What to work on —
Repeat every entry in the listing below, exactly.

A run of records —

>> Start

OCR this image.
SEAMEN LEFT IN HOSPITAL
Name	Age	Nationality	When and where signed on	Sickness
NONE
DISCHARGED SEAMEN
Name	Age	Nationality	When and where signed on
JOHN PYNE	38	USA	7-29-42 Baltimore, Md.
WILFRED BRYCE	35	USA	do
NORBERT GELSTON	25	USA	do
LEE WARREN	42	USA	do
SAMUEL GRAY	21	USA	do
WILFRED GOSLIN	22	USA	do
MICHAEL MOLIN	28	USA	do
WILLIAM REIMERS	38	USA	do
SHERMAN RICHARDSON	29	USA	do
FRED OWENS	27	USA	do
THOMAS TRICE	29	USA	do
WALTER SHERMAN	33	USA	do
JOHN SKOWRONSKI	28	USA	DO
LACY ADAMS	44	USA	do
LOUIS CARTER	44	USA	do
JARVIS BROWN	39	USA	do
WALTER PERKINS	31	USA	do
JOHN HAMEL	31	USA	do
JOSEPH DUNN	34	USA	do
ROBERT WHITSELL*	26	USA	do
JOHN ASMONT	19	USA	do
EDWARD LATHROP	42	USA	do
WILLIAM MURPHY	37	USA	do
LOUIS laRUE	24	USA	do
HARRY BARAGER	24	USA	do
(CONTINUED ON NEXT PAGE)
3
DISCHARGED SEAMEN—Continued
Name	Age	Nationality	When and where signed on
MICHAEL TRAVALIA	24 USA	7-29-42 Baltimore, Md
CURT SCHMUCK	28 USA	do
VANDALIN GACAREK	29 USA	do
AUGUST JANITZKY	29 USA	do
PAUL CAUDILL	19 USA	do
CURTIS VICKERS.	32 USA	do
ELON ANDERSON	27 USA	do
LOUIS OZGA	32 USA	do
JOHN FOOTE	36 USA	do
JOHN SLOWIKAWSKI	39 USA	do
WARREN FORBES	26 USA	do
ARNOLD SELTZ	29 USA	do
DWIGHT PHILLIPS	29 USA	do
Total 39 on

>> End

Exercise result —
OCR this image.
SEAMEN LEFT IN HOSPITAL
Name	Age	Nationality	When and where signed on	Sickness
NONE
DISCHARGED SEAMEN
Name	Age	Nationality	When and where signed on
JOHN PYNE	38	USA	7-29-42 Baltimore, Md.
WILFRED BRYCE	35	USA	do
NORBERT GELSTON	25	USA	do
LEE WARREN	42	USA	do
SAMUEL GRAY	21	USA	do
WILFRED GOSLIN	22	USA	do
MICHAEL MOLIN	28	USA	do
WILLIAM REIMERS	38	USA	do
SHERMAN RICHARDSON	29	USA	do
FRED OWENS	27	USA	do
THOMAS TRICE	29	USA	do
WALTER SHERMAN	33	USA	do
JOHN SKOWRONSKI	28	USA	DO
LACY ADAMS	44	USA	do
LOUIS CARTER	44	USA	do
JARVIS BROWN	39	USA	do
WALTER PERKINS	31	USA	do
JOHN HAMEL	31	USA	do
JOSEPH DUNN	34	USA	do
ROBERT WHITSELL*	26	USA	do
JOHN ASMONT	19	USA	do
EDWARD LATHROP	42	USA	do
WILLIAM MURPHY	37	USA	do
LOUIS laRUE	24	USA	do
HARRY BARAGER	24	USA	do
(CONTINUED ON NEXT PAGE)
3
DISCHARGED SEAMEN—Continued
Name	Age	Nationality	When and where signed on
MICHAEL TRAVALIA	24 USA	7-29-42 Baltimore, Md
CURT SCHMUCK	28 USA	do
VANDALIN GACAREK	29 USA	do
AUGUST JANITZKY	29 USA	do
PAUL CAUDILL	19 USA	do
CURTIS VICKERS.	32 USA	do
ELON ANDERSON	27 USA	do
LOUIS OZGA	32 USA	do
JOHN FOOTE	36 USA	do
JOHN SLOWIKAWSKI	39 USA	do
WARREN FORBES	26 USA	do
ARNOLD SELTZ	29 USA	do
DWIGHT PHILLIPS	29 USA	do
Total 39 on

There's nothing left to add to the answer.